Task brief: All records below must be retyped exactly.

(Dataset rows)
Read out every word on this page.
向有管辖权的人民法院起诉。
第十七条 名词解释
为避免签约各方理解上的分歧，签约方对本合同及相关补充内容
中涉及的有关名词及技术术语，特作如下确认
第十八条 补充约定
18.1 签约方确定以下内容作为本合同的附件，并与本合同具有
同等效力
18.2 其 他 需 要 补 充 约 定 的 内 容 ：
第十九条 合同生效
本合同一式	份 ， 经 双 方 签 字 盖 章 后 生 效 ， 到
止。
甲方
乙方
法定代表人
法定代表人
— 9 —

Response to the task:
Read out every word on this page.
向有管辖权的人民法院起诉。
第十七条 名词解释
为避免签约各方理解上的分歧，签约方对本合同及相关补充内容
中涉及的有关名词及技术术语，特作如下确认
第十八条 补充约定
18.1 签约方确定以下内容作为本合同的附件，并与本合同具有
同等效力
18.2 其 他 需 要 补 充 约 定 的 内 容 ：
第十九条 合同生效
本合同一式	份 ， 经 双 方 签 字 盖 章 后 生 效 ， 到
止。
甲方
乙方
法定代表人
法定代表人
— 9 —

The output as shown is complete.